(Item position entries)
--

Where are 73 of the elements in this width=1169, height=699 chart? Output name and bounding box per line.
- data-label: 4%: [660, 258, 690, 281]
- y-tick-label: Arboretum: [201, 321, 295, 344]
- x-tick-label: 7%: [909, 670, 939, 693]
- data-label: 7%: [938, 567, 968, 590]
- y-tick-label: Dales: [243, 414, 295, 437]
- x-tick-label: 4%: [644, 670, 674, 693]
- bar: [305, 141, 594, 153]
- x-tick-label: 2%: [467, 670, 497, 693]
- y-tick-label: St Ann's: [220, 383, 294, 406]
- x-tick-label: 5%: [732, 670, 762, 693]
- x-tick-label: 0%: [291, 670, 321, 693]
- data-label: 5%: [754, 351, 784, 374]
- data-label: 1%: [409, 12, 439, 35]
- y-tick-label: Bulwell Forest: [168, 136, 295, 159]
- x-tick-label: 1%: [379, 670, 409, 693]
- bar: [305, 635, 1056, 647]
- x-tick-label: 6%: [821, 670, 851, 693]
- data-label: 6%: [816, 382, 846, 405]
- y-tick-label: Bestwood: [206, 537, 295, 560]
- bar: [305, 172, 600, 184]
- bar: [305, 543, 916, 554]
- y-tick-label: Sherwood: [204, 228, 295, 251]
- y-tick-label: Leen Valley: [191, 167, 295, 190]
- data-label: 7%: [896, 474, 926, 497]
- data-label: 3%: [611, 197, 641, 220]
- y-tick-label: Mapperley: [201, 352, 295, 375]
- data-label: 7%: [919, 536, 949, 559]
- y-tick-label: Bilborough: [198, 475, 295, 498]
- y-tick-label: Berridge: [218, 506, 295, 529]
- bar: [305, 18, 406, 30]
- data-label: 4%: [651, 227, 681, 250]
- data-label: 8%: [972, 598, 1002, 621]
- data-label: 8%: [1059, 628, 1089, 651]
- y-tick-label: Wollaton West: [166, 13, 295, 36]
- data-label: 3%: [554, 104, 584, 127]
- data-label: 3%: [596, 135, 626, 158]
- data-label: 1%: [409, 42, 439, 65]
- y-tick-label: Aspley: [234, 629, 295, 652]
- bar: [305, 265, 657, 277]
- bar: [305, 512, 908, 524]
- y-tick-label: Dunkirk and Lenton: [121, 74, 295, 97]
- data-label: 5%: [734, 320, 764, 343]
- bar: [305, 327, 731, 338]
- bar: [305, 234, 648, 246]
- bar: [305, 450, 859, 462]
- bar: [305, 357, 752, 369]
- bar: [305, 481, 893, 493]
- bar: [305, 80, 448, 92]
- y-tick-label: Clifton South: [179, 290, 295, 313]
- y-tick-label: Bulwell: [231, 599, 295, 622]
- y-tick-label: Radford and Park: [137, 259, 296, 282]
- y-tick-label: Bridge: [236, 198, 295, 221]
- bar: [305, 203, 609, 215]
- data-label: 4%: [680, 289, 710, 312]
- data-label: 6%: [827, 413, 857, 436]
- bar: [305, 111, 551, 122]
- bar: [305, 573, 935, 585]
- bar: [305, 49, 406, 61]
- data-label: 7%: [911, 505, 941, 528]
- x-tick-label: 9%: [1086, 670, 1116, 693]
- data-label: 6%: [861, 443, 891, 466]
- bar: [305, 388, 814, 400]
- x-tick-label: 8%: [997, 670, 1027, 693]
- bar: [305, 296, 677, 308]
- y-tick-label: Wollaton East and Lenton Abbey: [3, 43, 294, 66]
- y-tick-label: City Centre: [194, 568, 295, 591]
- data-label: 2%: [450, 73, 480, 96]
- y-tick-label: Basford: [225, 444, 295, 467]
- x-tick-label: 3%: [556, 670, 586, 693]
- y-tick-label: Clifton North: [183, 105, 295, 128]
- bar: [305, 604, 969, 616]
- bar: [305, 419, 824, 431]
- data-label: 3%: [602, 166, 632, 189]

--

* [Stated task]:
Print every line above again, unchanged.

* [In response]:
Where are 73 of the elements in this width=1169, height=699 chart? Output name and bounding box per line.
- data-label: 4%: [660, 258, 690, 281]
- y-tick-label: Arboretum: [201, 321, 295, 344]
- x-tick-label: 7%: [909, 670, 939, 693]
- data-label: 7%: [938, 567, 968, 590]
- y-tick-label: Dales: [243, 414, 295, 437]
- x-tick-label: 4%: [644, 670, 674, 693]
- bar: [305, 141, 594, 153]
- x-tick-label: 2%: [467, 670, 497, 693]
- y-tick-label: St Ann's: [220, 383, 294, 406]
- x-tick-label: 5%: [732, 670, 762, 693]
- x-tick-label: 0%: [291, 670, 321, 693]
- data-label: 5%: [754, 351, 784, 374]
- data-label: 1%: [409, 12, 439, 35]
- y-tick-label: Bulwell Forest: [168, 136, 295, 159]
- x-tick-label: 1%: [379, 670, 409, 693]
- bar: [305, 635, 1056, 647]
- x-tick-label: 6%: [821, 670, 851, 693]
- data-label: 6%: [816, 382, 846, 405]
- y-tick-label: Bestwood: [206, 537, 295, 560]
- bar: [305, 172, 600, 184]
- bar: [305, 543, 916, 554]
- y-tick-label: Sherwood: [204, 228, 295, 251]
- y-tick-label: Leen Valley: [191, 167, 295, 190]
- data-label: 7%: [896, 474, 926, 497]
- data-label: 3%: [611, 197, 641, 220]
- y-tick-label: Mapperley: [201, 352, 295, 375]
- data-label: 7%: [919, 536, 949, 559]
- y-tick-label: Bilborough: [198, 475, 295, 498]
- y-tick-label: Berridge: [218, 506, 295, 529]
- bar: [305, 18, 406, 30]
- data-label: 4%: [651, 227, 681, 250]
- data-label: 8%: [972, 598, 1002, 621]
- data-label: 8%: [1059, 628, 1089, 651]
- y-tick-label: Wollaton West: [166, 13, 295, 36]
- data-label: 3%: [554, 104, 584, 127]
- data-label: 3%: [596, 135, 626, 158]
- data-label: 1%: [409, 42, 439, 65]
- y-tick-label: Aspley: [234, 629, 295, 652]
- bar: [305, 265, 657, 277]
- bar: [305, 512, 908, 524]
- y-tick-label: Dunkirk and Lenton: [121, 74, 295, 97]
- data-label: 5%: [734, 320, 764, 343]
- bar: [305, 327, 731, 338]
- bar: [305, 234, 648, 246]
- bar: [305, 450, 859, 462]
- bar: [305, 357, 752, 369]
- bar: [305, 481, 893, 493]
- bar: [305, 80, 448, 92]
- y-tick-label: Clifton South: [179, 290, 295, 313]
- y-tick-label: Bulwell: [231, 599, 295, 622]
- y-tick-label: Radford and Park: [137, 259, 296, 282]
- y-tick-label: Bridge: [236, 198, 295, 221]
- bar: [305, 203, 609, 215]
- data-label: 4%: [680, 289, 710, 312]
- data-label: 6%: [827, 413, 857, 436]
- bar: [305, 111, 551, 122]
- bar: [305, 573, 935, 585]
- bar: [305, 49, 406, 61]
- data-label: 7%: [911, 505, 941, 528]
- x-tick-label: 9%: [1086, 670, 1116, 693]
- data-label: 6%: [861, 443, 891, 466]
- bar: [305, 388, 814, 400]
- x-tick-label: 8%: [997, 670, 1027, 693]
- bar: [305, 296, 677, 308]
- y-tick-label: Wollaton East and Lenton Abbey: [3, 43, 294, 66]
- y-tick-label: City Centre: [194, 568, 295, 591]
- data-label: 2%: [450, 73, 480, 96]
- y-tick-label: Basford: [225, 444, 295, 467]
- x-tick-label: 3%: [556, 670, 586, 693]
- y-tick-label: Clifton North: [183, 105, 295, 128]
- bar: [305, 604, 969, 616]
- bar: [305, 419, 824, 431]
- data-label: 3%: [602, 166, 632, 189]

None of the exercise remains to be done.